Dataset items
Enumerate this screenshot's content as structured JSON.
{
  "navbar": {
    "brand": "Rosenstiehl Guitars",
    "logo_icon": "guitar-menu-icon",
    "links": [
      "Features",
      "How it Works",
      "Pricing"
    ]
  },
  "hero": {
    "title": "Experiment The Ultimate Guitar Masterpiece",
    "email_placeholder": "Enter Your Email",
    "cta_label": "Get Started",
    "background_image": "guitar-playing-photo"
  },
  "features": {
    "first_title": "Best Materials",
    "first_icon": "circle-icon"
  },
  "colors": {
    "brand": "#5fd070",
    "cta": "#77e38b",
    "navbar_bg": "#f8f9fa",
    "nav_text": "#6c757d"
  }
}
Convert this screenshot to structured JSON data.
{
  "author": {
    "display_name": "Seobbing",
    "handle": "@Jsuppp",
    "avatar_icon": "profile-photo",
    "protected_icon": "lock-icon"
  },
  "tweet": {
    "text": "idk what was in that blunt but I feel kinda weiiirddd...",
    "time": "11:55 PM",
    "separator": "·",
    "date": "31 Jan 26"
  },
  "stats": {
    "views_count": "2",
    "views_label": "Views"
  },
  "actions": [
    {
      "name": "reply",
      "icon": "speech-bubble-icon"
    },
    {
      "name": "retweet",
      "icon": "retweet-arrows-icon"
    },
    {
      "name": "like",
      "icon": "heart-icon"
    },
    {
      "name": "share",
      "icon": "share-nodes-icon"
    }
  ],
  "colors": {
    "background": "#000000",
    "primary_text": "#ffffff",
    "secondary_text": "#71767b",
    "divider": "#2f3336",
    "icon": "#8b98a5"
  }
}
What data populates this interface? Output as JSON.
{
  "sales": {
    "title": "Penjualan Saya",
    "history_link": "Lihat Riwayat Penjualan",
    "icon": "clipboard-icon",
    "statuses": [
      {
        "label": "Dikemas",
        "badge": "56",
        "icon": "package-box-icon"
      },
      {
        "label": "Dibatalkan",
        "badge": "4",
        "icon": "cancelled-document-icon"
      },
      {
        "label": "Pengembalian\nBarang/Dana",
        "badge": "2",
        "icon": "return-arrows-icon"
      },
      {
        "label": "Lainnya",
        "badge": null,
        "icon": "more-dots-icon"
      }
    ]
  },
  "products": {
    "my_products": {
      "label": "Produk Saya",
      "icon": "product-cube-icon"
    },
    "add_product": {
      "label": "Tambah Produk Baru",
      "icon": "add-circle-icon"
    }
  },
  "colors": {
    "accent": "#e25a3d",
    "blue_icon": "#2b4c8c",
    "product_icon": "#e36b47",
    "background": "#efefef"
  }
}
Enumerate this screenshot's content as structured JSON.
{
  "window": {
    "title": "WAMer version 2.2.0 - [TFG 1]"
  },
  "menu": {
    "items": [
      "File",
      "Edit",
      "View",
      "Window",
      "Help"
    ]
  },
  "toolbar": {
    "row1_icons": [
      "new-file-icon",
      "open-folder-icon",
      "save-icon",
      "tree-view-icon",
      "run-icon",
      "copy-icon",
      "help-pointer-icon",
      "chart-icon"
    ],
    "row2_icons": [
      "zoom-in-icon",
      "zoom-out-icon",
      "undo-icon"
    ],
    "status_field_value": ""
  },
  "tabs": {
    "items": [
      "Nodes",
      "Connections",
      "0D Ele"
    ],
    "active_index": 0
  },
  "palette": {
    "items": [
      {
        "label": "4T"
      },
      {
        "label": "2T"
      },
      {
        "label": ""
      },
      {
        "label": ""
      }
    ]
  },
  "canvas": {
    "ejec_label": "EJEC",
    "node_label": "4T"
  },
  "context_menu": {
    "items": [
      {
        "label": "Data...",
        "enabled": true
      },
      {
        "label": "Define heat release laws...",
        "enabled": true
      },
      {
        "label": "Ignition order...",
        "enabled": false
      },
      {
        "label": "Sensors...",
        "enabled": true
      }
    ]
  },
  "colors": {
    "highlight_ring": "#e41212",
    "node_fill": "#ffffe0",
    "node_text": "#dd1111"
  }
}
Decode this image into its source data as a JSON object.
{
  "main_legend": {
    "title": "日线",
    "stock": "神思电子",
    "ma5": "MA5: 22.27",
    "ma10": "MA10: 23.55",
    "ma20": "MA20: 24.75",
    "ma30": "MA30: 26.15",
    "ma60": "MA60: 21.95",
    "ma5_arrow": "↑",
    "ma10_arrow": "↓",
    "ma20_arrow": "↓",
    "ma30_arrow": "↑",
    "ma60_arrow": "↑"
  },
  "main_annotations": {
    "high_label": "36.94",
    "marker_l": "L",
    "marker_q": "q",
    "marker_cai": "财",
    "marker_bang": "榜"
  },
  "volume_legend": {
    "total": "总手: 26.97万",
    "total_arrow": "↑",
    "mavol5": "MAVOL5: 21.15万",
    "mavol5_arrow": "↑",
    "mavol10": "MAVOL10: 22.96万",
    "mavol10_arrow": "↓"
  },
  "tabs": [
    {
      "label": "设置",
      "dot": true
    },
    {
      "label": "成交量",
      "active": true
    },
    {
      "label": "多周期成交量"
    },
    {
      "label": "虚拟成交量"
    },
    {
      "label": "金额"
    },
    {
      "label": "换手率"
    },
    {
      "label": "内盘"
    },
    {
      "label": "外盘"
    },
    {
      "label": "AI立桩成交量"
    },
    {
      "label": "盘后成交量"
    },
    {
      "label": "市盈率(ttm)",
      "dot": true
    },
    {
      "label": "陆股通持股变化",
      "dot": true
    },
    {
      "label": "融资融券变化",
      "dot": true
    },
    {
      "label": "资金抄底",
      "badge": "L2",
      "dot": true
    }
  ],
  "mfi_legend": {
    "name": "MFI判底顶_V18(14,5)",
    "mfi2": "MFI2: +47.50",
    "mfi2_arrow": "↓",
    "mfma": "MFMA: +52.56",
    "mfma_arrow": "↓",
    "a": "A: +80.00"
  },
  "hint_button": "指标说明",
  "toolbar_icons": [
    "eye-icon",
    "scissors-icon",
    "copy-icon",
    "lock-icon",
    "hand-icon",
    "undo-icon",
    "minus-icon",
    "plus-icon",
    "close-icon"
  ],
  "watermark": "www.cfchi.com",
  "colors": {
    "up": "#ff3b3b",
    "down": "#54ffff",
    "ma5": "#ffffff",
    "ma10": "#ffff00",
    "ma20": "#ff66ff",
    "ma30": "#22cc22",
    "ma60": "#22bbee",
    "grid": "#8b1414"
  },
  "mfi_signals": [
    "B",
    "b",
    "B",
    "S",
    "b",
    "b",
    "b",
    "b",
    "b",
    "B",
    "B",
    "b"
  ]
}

GOAL OF THE EXERCISE. Produce an exact copy of every entry above.

SOLUTION.
Enumerate this screenshot's content as structured JSON.
{
  "navbar": {
    "brand": "Rosenstiehl Guitars",
    "logo_icon": "guitar-menu-icon",
    "links": [
      "Features",
      "How it Works",
      "Pricing"
    ]
  },
  "hero": {
    "title": "Experiment The Ultimate Guitar Masterpiece",
    "email_placeholder": "Enter Your Email",
    "cta_label": "Get Started",
    "background_image": "guitar-playing-photo"
  },
  "features": {
    "first_title": "Best Materials",
    "first_icon": "circle-icon"
  },
  "colors": {
    "brand": "#5fd070",
    "cta": "#77e38b",
    "navbar_bg": "#f8f9fa",
    "nav_text": "#6c757d"
  }
}
Convert this screenshot to structured JSON data.
{
  "author": {
    "display_name": "Seobbing",
    "handle": "@Jsuppp",
    "avatar_icon": "profile-photo",
    "protected_icon": "lock-icon"
  },
  "tweet": {
    "text": "idk what was in that blunt but I feel kinda weiiirddd...",
    "time": "11:55 PM",
    "separator": "·",
    "date": "31 Jan 26"
  },
  "stats": {
    "views_count": "2",
    "views_label": "Views"
  },
  "actions": [
    {
      "name": "reply",
      "icon": "speech-bubble-icon"
    },
    {
      "name": "retweet",
      "icon": "retweet-arrows-icon"
    },
    {
      "name": "like",
      "icon": "heart-icon"
    },
    {
      "name": "share",
      "icon": "share-nodes-icon"
    }
  ],
  "colors": {
    "background": "#000000",
    "primary_text": "#ffffff",
    "secondary_text": "#71767b",
    "divider": "#2f3336",
    "icon": "#8b98a5"
  }
}
What data populates this interface? Output as JSON.
{
  "sales": {
    "title": "Penjualan Saya",
    "history_link": "Lihat Riwayat Penjualan",
    "icon": "clipboard-icon",
    "statuses": [
      {
        "label": "Dikemas",
        "badge": "56",
        "icon": "package-box-icon"
      },
      {
        "label": "Dibatalkan",
        "badge": "4",
        "icon": "cancelled-document-icon"
      },
      {
        "label": "Pengembalian\nBarang/Dana",
        "badge": "2",
        "icon": "return-arrows-icon"
      },
      {
        "label": "Lainnya",
        "badge": null,
        "icon": "more-dots-icon"
      }
    ]
  },
  "products": {
    "my_products": {
      "label": "Produk Saya",
      "icon": "product-cube-icon"
    },
    "add_product": {
      "label": "Tambah Produk Baru",
      "icon": "add-circle-icon"
    }
  },
  "colors": {
    "accent": "#e25a3d",
    "blue_icon": "#2b4c8c",
    "product_icon": "#e36b47",
    "background": "#efefef"
  }
}
Enumerate this screenshot's content as structured JSON.
{
  "window": {
    "title": "WAMer version 2.2.0 - [TFG 1]"
  },
  "menu": {
    "items": [
      "File",
      "Edit",
      "View",
      "Window",
      "Help"
    ]
  },
  "toolbar": {
    "row1_icons": [
      "new-file-icon",
      "open-folder-icon",
      "save-icon",
      "tree-view-icon",
      "run-icon",
      "copy-icon",
      "help-pointer-icon",
      "chart-icon"
    ],
    "row2_icons": [
      "zoom-in-icon",
      "zoom-out-icon",
      "undo-icon"
    ],
    "status_field_value": ""
  },
  "tabs": {
    "items": [
      "Nodes",
      "Connections",
      "0D Ele"
    ],
    "active_index": 0
  },
  "palette": {
    "items": [
      {
        "label": "4T"
      },
      {
        "label": "2T"
      },
      {
        "label": ""
      },
      {
        "label": ""
      }
    ]
  },
  "canvas": {
    "ejec_label": "EJEC",
    "node_label": "4T"
  },
  "context_menu": {
    "items": [
      {
        "label": "Data...",
        "enabled": true
      },
      {
        "label": "Define heat release laws...",
        "enabled": true
      },
      {
        "label": "Ignition order...",
        "enabled": false
      },
      {
        "label": "Sensors...",
        "enabled": true
      }
    ]
  },
  "colors": {
    "highlight_ring": "#e41212",
    "node_fill": "#ffffe0",
    "node_text": "#dd1111"
  }
}
Decode this image into its source data as a JSON object.
{
  "main_legend": {
    "title": "日线",
    "stock": "神思电子",
    "ma5": "MA5: 22.27",
    "ma10": "MA10: 23.55",
    "ma20": "MA20: 24.75",
    "ma30": "MA30: 26.15",
    "ma60": "MA60: 21.95",
    "ma5_arrow": "↑",
    "ma10_arrow": "↓",
    "ma20_arrow": "↓",
    "ma30_arrow": "↑",
    "ma60_arrow": "↑"
  },
  "main_annotations": {
    "high_label": "36.94",
    "marker_l": "L",
    "marker_q": "q",
    "marker_cai": "财",
    "marker_bang": "榜"
  },
  "volume_legend": {
    "total": "总手: 26.97万",
    "total_arrow": "↑",
    "mavol5": "MAVOL5: 21.15万",
    "mavol5_arrow": "↑",
    "mavol10": "MAVOL10: 22.96万",
    "mavol10_arrow": "↓"
  },
  "tabs": [
    {
      "label": "设置",
      "dot": true
    },
    {
      "label": "成交量",
      "active": true
    },
    {
      "label": "多周期成交量"
    },
    {
      "label": "虚拟成交量"
    },
    {
      "label": "金额"
    },
    {
      "label": "换手率"
    },
    {
      "label": "内盘"
    },
    {
      "label": "外盘"
    },
    {
      "label": "AI立桩成交量"
    },
    {
      "label": "盘后成交量"
    },
    {
      "label": "市盈率(ttm)",
      "dot": true
    },
    {
      "label": "陆股通持股变化",
      "dot": true
    },
    {
      "label": "融资融券变化",
      "dot": true
    },
    {
      "label": "资金抄底",
      "badge": "L2",
      "dot": true
    }
  ],
  "mfi_legend": {
    "name": "MFI判底顶_V18(14,5)",
    "mfi2": "MFI2: +47.50",
    "mfi2_arrow": "↓",
    "mfma": "MFMA: +52.56",
    "mfma_arrow": "↓",
    "a": "A: +80.00"
  },
  "hint_button": "指标说明",
  "toolbar_icons": [
    "eye-icon",
    "scissors-icon",
    "copy-icon",
    "lock-icon",
    "hand-icon",
    "undo-icon",
    "minus-icon",
    "plus-icon",
    "close-icon"
  ],
  "watermark": "www.cfchi.com",
  "colors": {
    "up": "#ff3b3b",
    "down": "#54ffff",
    "ma5": "#ffffff",
    "ma10": "#ffff00",
    "ma20": "#ff66ff",
    "ma30": "#22cc22",
    "ma60": "#22bbee",
    "grid": "#8b1414"
  },
  "mfi_signals": [
    "B",
    "b",
    "B",
    "S",
    "b",
    "b",
    "b",
    "b",
    "b",
    "B",
    "B",
    "b"
  ]
}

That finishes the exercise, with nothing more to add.